---------- Listed entries ----------
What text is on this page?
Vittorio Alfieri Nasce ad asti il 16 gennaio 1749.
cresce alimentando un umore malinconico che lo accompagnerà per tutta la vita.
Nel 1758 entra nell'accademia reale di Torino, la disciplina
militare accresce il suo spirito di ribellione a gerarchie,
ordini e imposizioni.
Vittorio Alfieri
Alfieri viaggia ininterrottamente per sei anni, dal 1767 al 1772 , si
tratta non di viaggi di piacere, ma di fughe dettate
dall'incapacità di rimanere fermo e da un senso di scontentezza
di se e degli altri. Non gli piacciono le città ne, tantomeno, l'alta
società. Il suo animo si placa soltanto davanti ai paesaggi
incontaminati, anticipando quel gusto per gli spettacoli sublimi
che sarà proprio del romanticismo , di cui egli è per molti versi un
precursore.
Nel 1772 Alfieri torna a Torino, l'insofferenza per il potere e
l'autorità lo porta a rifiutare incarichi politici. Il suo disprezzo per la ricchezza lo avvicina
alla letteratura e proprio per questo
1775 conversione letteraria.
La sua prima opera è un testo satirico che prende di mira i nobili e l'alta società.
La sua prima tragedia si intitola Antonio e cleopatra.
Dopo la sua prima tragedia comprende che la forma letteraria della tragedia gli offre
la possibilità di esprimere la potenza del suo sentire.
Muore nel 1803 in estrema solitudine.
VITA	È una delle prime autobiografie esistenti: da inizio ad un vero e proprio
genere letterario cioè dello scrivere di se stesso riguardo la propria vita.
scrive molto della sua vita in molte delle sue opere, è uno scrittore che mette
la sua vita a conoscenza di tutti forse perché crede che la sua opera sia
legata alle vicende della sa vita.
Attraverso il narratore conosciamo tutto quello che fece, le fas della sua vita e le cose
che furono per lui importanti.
----------
Go through the data above and find the lines with the word "Torino". Copy each of those lines.

== Full output ==
Nel 1758 entra nell'accademia reale di Torino, la disciplina
Nel 1772 Alfieri torna a Torino, l'insofferenza per il potere e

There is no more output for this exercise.